__Task__. Take every line from the listing below that contains "tinh".

Collection entries:
/---
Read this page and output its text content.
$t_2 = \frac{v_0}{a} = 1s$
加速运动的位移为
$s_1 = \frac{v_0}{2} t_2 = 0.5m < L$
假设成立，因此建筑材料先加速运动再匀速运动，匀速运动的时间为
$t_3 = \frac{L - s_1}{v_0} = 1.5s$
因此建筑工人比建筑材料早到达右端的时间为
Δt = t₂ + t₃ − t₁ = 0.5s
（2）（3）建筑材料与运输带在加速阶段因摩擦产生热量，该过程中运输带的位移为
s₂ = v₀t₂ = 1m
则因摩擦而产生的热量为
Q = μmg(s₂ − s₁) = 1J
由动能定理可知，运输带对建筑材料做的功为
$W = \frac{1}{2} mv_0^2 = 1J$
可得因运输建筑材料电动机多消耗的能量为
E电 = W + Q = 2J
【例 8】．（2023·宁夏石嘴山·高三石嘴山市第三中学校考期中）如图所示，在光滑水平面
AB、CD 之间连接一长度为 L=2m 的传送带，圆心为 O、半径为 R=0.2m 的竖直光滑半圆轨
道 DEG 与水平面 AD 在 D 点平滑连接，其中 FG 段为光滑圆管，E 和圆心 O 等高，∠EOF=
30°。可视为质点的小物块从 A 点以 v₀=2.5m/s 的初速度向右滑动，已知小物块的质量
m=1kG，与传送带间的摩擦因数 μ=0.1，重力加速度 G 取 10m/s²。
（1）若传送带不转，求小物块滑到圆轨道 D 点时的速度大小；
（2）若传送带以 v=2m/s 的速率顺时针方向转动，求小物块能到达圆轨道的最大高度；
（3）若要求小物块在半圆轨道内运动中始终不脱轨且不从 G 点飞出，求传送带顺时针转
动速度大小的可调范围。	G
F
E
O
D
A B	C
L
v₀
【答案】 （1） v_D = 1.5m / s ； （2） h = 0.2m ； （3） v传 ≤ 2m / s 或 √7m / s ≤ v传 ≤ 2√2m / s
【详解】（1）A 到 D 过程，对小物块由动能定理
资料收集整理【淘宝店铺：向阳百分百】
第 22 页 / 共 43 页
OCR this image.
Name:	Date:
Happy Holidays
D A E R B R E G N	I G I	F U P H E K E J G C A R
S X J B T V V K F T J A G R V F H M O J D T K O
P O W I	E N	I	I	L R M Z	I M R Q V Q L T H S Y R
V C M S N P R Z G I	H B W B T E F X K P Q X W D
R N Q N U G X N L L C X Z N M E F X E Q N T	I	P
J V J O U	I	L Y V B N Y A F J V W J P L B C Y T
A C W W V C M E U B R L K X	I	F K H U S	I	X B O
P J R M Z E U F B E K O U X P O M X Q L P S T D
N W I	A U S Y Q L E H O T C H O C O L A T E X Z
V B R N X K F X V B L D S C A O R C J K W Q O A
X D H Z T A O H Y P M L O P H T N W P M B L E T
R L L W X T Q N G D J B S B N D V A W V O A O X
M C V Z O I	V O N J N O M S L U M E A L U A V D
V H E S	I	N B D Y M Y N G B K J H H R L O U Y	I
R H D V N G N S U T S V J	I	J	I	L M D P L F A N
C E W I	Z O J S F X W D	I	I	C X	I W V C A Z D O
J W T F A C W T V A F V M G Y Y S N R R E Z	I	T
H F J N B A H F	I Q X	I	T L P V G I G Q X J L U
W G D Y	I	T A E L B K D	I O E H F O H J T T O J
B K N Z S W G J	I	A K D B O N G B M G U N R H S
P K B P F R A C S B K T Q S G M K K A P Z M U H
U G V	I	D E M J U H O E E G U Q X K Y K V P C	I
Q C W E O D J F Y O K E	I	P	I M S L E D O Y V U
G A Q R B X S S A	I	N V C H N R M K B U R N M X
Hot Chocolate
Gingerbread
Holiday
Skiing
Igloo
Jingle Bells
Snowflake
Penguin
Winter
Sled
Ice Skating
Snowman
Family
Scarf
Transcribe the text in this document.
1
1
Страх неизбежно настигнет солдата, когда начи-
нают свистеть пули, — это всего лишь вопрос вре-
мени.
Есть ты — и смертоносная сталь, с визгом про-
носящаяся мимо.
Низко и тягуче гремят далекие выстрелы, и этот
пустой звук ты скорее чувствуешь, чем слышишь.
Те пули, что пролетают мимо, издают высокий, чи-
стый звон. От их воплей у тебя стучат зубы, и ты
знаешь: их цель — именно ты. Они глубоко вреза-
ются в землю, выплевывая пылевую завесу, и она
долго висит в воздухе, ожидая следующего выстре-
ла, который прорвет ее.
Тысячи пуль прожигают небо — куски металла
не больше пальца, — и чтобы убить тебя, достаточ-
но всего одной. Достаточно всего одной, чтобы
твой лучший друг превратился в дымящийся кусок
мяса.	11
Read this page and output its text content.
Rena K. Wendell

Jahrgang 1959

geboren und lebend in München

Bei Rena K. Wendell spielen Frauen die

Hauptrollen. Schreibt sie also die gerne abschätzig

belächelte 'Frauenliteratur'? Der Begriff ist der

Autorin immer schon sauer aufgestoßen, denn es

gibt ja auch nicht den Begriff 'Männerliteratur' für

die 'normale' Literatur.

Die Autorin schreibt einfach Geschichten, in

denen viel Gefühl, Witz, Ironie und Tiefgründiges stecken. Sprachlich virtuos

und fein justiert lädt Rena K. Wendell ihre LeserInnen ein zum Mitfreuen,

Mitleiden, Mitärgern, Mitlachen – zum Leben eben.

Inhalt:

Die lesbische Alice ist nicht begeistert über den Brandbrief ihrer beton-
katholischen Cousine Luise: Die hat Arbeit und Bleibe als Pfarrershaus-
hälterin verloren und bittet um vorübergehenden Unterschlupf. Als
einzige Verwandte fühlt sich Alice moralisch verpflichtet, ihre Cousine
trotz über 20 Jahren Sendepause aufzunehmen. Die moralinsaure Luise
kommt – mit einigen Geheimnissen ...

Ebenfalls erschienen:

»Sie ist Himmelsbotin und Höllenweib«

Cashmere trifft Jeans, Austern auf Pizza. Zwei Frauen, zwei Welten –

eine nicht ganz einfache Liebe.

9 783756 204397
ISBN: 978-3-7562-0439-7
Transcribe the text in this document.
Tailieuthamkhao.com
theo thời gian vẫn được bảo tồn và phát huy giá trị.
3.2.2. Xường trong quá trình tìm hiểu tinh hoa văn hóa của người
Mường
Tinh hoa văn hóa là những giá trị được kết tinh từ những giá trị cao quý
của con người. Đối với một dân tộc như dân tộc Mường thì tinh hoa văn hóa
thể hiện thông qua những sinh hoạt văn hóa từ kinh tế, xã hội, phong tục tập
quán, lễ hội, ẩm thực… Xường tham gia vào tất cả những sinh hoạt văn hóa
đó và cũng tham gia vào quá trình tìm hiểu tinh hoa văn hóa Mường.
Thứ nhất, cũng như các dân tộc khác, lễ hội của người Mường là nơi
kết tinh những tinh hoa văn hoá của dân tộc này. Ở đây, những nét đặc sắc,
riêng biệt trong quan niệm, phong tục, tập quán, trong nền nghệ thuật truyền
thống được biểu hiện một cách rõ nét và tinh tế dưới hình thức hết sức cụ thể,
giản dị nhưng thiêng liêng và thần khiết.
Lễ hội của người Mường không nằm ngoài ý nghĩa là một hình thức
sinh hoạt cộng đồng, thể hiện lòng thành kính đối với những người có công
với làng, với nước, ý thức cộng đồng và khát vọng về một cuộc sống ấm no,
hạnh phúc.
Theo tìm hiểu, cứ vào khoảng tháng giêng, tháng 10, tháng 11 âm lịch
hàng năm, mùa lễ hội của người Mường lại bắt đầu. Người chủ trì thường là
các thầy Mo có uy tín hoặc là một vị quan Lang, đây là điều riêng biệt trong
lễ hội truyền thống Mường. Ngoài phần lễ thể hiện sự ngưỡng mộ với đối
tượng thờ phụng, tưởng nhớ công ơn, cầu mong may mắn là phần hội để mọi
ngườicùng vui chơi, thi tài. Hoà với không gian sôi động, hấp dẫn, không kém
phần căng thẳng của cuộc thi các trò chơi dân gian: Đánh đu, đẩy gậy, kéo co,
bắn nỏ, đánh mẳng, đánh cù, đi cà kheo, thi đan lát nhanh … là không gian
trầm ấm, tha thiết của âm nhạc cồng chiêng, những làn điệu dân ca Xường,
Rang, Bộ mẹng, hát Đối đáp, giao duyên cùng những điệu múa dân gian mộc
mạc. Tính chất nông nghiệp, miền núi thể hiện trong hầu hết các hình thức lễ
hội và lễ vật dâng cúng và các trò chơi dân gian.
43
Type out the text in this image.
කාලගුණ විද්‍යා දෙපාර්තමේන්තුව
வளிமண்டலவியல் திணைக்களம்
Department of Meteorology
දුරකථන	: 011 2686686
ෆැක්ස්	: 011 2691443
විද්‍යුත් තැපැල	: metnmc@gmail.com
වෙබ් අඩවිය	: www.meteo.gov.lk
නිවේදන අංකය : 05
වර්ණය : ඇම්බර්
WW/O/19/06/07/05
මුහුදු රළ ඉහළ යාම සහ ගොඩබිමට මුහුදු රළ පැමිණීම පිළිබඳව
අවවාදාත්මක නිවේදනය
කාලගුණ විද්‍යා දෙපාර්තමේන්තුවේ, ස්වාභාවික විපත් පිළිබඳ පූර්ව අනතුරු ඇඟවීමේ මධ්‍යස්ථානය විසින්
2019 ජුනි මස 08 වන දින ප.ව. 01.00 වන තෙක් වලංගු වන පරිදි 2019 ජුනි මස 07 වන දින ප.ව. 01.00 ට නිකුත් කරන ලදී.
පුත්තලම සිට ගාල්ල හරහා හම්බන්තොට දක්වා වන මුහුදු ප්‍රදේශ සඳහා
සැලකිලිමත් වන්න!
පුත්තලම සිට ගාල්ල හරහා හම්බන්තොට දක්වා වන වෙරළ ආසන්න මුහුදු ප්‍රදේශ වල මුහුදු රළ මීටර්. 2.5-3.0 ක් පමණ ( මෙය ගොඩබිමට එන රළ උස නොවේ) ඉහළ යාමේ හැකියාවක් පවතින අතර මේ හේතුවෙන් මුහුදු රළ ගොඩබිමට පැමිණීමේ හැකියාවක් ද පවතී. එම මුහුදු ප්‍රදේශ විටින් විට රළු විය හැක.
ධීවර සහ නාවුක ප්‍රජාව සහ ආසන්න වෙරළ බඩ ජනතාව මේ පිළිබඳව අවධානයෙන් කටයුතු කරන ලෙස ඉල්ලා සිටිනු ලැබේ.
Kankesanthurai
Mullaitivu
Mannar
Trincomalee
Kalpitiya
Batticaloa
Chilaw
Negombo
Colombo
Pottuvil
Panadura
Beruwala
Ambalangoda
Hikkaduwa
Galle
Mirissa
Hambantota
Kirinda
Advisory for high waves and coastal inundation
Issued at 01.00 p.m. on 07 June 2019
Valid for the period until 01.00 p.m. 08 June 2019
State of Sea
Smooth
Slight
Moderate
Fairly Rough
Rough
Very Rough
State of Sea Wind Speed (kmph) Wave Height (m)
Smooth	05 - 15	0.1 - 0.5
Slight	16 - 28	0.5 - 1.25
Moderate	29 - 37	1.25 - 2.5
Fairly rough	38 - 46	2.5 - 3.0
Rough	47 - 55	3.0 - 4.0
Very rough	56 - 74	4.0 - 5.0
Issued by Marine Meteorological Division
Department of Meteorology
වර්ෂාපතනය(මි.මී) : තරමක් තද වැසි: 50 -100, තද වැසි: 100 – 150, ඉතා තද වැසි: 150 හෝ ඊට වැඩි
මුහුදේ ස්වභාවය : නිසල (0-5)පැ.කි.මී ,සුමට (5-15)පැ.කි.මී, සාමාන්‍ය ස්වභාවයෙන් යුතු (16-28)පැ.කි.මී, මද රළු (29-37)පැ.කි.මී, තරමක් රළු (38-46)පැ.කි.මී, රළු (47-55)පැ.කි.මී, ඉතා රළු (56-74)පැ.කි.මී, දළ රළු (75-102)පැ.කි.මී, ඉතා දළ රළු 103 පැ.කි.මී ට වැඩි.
\---
__Solution for this problem__.
3.2.2. Xường trong quá trình tìm hiểu tinh hoa văn hóa của người
Tinh hoa văn hóa là những giá trị được kết tinh từ những giá trị cao quý
của con người. Đối với một dân tộc như dân tộc Mường thì tinh hoa văn hóa
đó và cũng tham gia vào quá trình tìm hiểu tinh hoa văn hóa Mường.
kết tinh những tinh hoa văn hoá của dân tộc này. Ở đây, những nét đặc sắc,
thống được biểu hiện một cách rõ nét và tinh tế dưới hình thức hết sức cụ thể,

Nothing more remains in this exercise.